WHAT IS REQUIRED |
Determine which lines contain the word "might", then copy those lines.
------------------------------------------------------------
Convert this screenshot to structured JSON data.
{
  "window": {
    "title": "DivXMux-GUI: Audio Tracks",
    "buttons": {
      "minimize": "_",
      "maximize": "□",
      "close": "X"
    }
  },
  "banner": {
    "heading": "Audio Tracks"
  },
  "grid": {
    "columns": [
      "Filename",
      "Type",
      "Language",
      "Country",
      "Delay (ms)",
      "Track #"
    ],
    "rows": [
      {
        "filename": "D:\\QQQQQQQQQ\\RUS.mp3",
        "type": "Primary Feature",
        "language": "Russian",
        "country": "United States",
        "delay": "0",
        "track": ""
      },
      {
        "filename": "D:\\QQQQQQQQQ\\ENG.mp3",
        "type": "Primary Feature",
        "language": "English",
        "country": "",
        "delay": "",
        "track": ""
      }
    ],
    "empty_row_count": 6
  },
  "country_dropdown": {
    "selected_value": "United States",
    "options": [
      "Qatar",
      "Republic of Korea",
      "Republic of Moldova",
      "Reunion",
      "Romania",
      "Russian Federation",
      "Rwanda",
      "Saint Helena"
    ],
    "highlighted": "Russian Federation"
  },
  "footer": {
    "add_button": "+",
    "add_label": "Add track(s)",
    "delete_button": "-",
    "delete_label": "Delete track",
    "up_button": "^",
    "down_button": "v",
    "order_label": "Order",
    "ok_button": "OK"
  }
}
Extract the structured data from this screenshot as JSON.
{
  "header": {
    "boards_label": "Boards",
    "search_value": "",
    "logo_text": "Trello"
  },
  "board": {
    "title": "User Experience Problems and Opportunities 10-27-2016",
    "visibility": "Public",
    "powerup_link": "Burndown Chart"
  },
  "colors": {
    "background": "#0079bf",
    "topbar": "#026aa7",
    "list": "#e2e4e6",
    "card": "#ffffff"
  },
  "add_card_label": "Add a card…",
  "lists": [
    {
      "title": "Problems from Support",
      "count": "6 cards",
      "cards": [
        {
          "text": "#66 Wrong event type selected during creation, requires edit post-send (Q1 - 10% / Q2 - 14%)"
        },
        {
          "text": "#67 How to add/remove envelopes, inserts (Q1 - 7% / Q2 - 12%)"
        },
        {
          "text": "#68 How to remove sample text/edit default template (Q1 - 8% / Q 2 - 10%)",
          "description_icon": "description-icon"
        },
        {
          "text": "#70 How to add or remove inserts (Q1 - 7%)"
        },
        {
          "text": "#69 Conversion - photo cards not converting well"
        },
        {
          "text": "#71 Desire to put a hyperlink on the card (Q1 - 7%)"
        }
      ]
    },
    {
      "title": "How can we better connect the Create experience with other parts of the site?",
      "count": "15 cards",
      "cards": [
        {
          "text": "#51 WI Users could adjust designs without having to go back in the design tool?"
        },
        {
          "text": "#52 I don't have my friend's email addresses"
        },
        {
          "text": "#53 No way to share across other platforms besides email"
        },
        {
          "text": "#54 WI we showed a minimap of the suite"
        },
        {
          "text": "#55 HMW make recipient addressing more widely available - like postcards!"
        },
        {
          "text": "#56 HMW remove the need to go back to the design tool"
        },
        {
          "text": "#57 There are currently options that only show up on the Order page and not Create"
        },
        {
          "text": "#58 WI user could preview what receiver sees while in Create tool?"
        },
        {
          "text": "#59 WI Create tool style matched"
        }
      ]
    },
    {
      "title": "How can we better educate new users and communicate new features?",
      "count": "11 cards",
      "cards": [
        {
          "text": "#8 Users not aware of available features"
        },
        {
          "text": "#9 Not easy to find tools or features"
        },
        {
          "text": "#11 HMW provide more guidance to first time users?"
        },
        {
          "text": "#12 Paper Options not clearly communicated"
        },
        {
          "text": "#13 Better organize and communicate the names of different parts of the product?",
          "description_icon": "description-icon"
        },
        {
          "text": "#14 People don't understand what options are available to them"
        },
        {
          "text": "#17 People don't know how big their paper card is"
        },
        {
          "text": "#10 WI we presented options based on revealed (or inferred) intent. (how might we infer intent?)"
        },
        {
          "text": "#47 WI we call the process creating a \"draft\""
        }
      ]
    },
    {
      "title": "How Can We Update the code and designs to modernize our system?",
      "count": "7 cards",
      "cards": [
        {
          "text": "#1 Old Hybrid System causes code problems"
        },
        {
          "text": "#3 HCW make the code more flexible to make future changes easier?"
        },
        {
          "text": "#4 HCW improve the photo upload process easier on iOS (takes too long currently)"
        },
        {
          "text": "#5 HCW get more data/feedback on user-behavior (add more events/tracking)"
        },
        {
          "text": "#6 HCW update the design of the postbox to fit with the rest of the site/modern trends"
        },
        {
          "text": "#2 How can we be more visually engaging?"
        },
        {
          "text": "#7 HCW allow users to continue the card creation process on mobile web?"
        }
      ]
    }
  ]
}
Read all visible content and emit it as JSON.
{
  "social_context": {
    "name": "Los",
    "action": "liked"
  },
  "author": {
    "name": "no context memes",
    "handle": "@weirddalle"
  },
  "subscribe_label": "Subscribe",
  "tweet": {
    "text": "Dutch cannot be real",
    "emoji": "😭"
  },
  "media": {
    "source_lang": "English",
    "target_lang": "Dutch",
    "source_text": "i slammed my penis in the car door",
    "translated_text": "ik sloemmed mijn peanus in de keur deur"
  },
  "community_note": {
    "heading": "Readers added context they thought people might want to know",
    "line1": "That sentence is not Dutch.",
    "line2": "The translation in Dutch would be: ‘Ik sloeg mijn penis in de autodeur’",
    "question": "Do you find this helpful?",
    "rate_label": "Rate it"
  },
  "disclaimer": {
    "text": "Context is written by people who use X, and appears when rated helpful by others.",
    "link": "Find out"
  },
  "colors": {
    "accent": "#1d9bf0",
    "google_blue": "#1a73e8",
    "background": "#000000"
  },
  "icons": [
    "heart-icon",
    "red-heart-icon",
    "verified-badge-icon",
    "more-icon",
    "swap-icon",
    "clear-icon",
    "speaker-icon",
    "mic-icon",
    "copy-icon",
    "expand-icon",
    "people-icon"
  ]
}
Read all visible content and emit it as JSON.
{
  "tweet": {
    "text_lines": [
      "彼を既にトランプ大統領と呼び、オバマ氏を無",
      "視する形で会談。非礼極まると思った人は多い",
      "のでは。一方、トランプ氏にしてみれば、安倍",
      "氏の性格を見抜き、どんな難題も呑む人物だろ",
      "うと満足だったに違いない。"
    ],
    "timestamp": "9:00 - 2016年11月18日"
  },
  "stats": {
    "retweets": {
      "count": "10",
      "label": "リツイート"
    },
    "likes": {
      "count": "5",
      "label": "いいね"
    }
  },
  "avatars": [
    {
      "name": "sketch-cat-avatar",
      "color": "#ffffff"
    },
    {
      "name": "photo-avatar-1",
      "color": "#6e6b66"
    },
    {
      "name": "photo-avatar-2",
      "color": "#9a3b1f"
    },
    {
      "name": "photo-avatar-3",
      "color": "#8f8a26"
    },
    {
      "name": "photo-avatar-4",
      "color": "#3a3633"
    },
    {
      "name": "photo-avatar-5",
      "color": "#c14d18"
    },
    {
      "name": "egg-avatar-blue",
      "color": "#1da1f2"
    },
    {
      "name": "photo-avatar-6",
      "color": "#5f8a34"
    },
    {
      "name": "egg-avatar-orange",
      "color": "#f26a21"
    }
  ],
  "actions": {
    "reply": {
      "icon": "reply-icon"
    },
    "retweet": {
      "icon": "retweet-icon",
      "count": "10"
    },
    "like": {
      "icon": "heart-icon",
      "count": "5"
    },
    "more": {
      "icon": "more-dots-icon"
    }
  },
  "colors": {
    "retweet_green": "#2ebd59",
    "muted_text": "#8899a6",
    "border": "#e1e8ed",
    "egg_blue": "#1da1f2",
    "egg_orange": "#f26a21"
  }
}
------------------------------------------------------------
RESULT OF THIS TASK |
          "text": "#10 WI we presented options based on revealed (or inferred) intent. (how might we infer intent?)"
    "heading": "Readers added context they thought people might want to know",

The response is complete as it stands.